Records from a collection of figures:
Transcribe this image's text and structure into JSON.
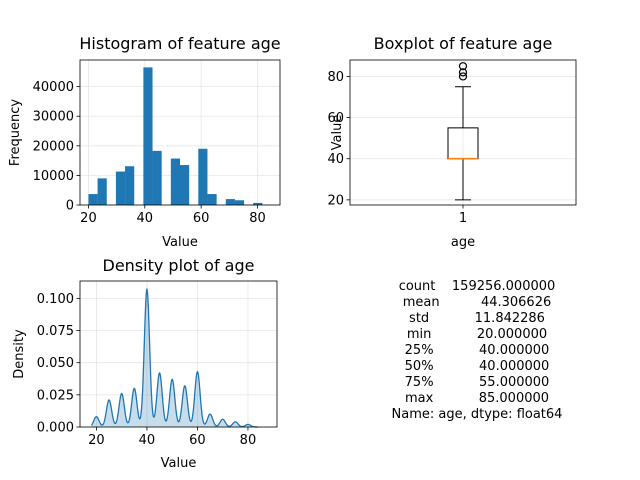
{
  "chart_data": [
    {
      "type": "bar",
      "title": "Histogram of feature age",
      "xlabel": "Value",
      "ylabel": "Frequency",
      "xlim": [
        17.0,
        88.0
      ],
      "ylim": [
        0,
        49000
      ],
      "xticks": [
        20,
        40,
        60,
        80
      ],
      "yticks": [
        0,
        10000,
        20000,
        30000,
        40000
      ],
      "grid": true,
      "bin_width": 3.25,
      "bins": [
        {
          "x0": 20.0,
          "x1": 23.25,
          "value": 3700
        },
        {
          "x0": 23.25,
          "x1": 26.5,
          "value": 9000
        },
        {
          "x0": 29.75,
          "x1": 33.0,
          "value": 11300
        },
        {
          "x0": 33.0,
          "x1": 36.25,
          "value": 13100
        },
        {
          "x0": 39.5,
          "x1": 42.75,
          "value": 46500
        },
        {
          "x0": 42.75,
          "x1": 46.0,
          "value": 18300
        },
        {
          "x0": 49.25,
          "x1": 52.5,
          "value": 15700
        },
        {
          "x0": 52.5,
          "x1": 55.75,
          "value": 13500
        },
        {
          "x0": 59.0,
          "x1": 62.25,
          "value": 19000
        },
        {
          "x0": 62.25,
          "x1": 65.5,
          "value": 3700
        },
        {
          "x0": 68.75,
          "x1": 72.0,
          "value": 2000
        },
        {
          "x0": 72.0,
          "x1": 75.25,
          "value": 1600
        },
        {
          "x0": 78.5,
          "x1": 81.75,
          "value": 700
        }
      ]
    },
    {
      "type": "box",
      "title": "Boxplot of feature age",
      "xlabel": "age",
      "ylabel": "Value",
      "xticks": [
        "1"
      ],
      "ylim": [
        17.5,
        88.0
      ],
      "yticks": [
        20,
        40,
        60,
        80
      ],
      "grid": true,
      "whisker_low": 20,
      "q1": 40,
      "median": 40,
      "q3": 55,
      "whisker_high": 75,
      "outliers": [
        80,
        82,
        85
      ]
    },
    {
      "type": "area",
      "title": "Density plot of age",
      "xlabel": "Value",
      "ylabel": "Density",
      "xlim": [
        13.5,
        91.5
      ],
      "ylim": [
        0,
        0.1135
      ],
      "xticks": [
        20,
        40,
        60,
        80
      ],
      "yticks": [
        0.0,
        0.025,
        0.05,
        0.075,
        0.1
      ],
      "grid": true,
      "peaks": [
        {
          "x": 20,
          "y": 0.008
        },
        {
          "x": 25,
          "y": 0.021
        },
        {
          "x": 30,
          "y": 0.026
        },
        {
          "x": 35,
          "y": 0.03
        },
        {
          "x": 40,
          "y": 0.107
        },
        {
          "x": 45,
          "y": 0.042
        },
        {
          "x": 50,
          "y": 0.037
        },
        {
          "x": 55,
          "y": 0.032
        },
        {
          "x": 60,
          "y": 0.043
        },
        {
          "x": 65,
          "y": 0.01
        },
        {
          "x": 70,
          "y": 0.006
        },
        {
          "x": 75,
          "y": 0.004
        },
        {
          "x": 80,
          "y": 0.002
        }
      ],
      "range": [
        18,
        84
      ]
    }
  ],
  "stats": {
    "rows": [
      {
        "label": "count",
        "value": "159256.000000"
      },
      {
        "label": "mean",
        "value": "44.306626"
      },
      {
        "label": "std",
        "value": "11.842286"
      },
      {
        "label": "min",
        "value": "20.000000"
      },
      {
        "label": "25%",
        "value": "40.000000"
      },
      {
        "label": "50%",
        "value": "40.000000"
      },
      {
        "label": "75%",
        "value": "55.000000"
      },
      {
        "label": "max",
        "value": "85.000000"
      }
    ],
    "footer": "Name: age, dtype: float64"
  },
  "colors": {
    "bar": "#1f77b4",
    "line": "#1f77b4",
    "fill": "#1f77b4",
    "median": "#ff7f0e",
    "grid": "#e6e6e6",
    "axis": "#000000"
  }
}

▶ **Problem**:
Pull out all lines in the data above that include "feature".

▶ **Result of this exercise**:
      "title": "Histogram of feature age",
      "title": "Boxplot of feature age",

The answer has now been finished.